TASK INSTRUCTIONS → Report, word for word, every line of the material that contains "cách".

INPUT DATA →
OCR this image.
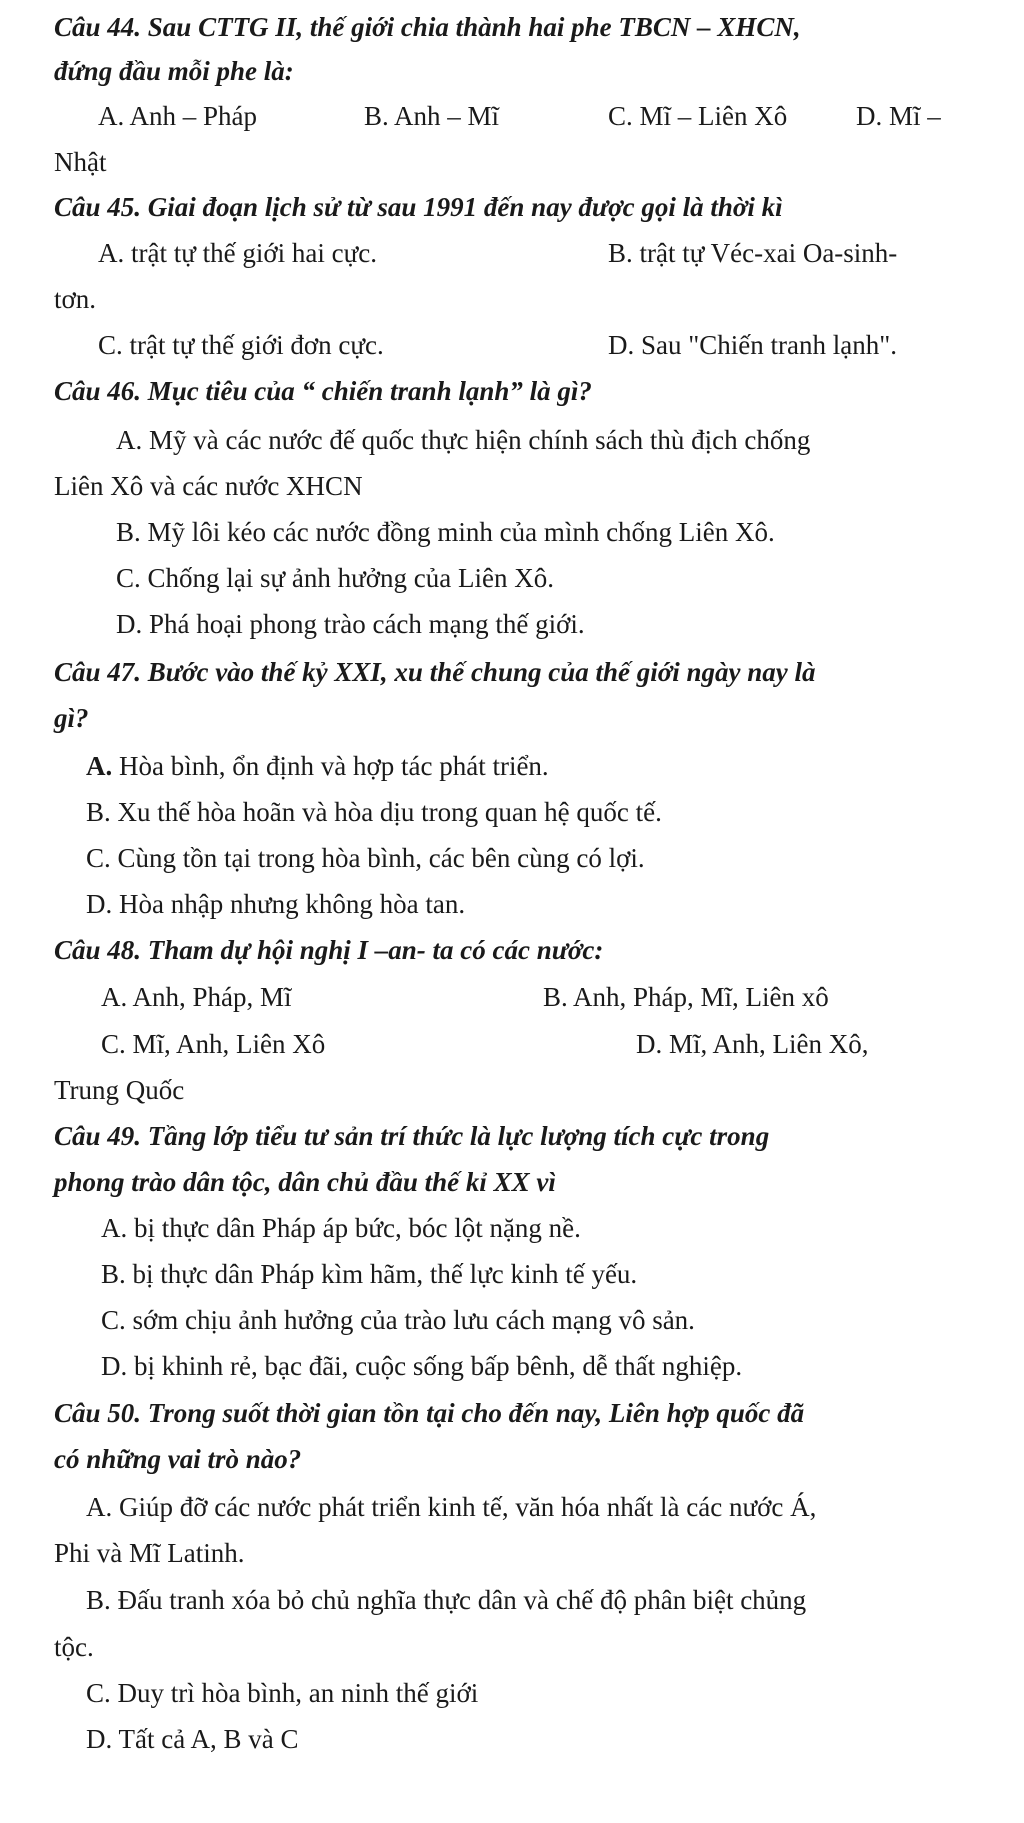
Câu 44. Sau CTTG II, thế giới chia thành hai phe TBCN – XHCN,

đứng đầu mỗi phe là:

A. Anh – Pháp	B. Anh – Mĩ	C. Mĩ – Liên Xô	D. Mĩ –

Nhật

Câu 45. Giai đoạn lịch sử từ sau 1991 đến nay được gọi là thời kì

A. trật tự thế giới hai cực.	B. trật tự Véc-xai Oa-sinh-

tơn.

C. trật tự thế giới đơn cực.	D. Sau "Chiến tranh lạnh".

Câu 46. Mục tiêu của “ chiến tranh lạnh” là gì?

A. Mỹ và các nước đế quốc thực hiện chính sách thù địch chống

Liên Xô và các nước XHCN

B. Mỹ lôi kéo các nước đồng minh của mình chống Liên Xô.

C. Chống lại sự ảnh hưởng của Liên Xô.

D. Phá hoại phong trào cách mạng thế giới.

Câu 47. Bước vào thế kỷ XXI, xu thế chung của thế giới ngày nay là

gì?

A. Hòa bình, ổn định và hợp tác phát triển.

B. Xu thế hòa hoãn và hòa dịu trong quan hệ quốc tế.

C. Cùng tồn tại trong hòa bình, các bên cùng có lợi.

D. Hòa nhập nhưng không hòa tan.

Câu 48. Tham dự hội nghị I –an- ta có các nước:

A. Anh, Pháp, Mĩ	B. Anh, Pháp, Mĩ, Liên xô

C. Mĩ, Anh, Liên Xô	D. Mĩ, Anh, Liên Xô,

Trung Quốc

Câu 49. Tầng lớp tiểu tư sản trí thức là lực lượng tích cực trong

phong trào dân tộc, dân chủ đầu thế kỉ XX vì

A. bị thực dân Pháp áp bức, bóc lột nặng nề.

B. bị thực dân Pháp kìm hãm, thế lực kinh tế yếu.

C. sớm chịu ảnh hưởng của trào lưu cách mạng vô sản.

D. bị khinh rẻ, bạc đãi, cuộc sống bấp bênh, dễ thất nghiệp.

Câu 50. Trong suốt thời gian tồn tại cho đến nay, Liên hợp quốc đã

có những vai trò nào?

A. Giúp đỡ các nước phát triển kinh tế, văn hóa nhất là các nước Á,

Phi và Mĩ Latinh.

B. Đấu tranh xóa bỏ chủ nghĩa thực dân và chế độ phân biệt chủng

tộc.

C. Duy trì hòa bình, an ninh thế giới

D. Tất cả A, B và C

EXERCISE RESPONSE →
D. Phá hoại phong trào cách mạng thế giới.
C. sớm chịu ảnh hưởng của trào lưu cách mạng vô sản.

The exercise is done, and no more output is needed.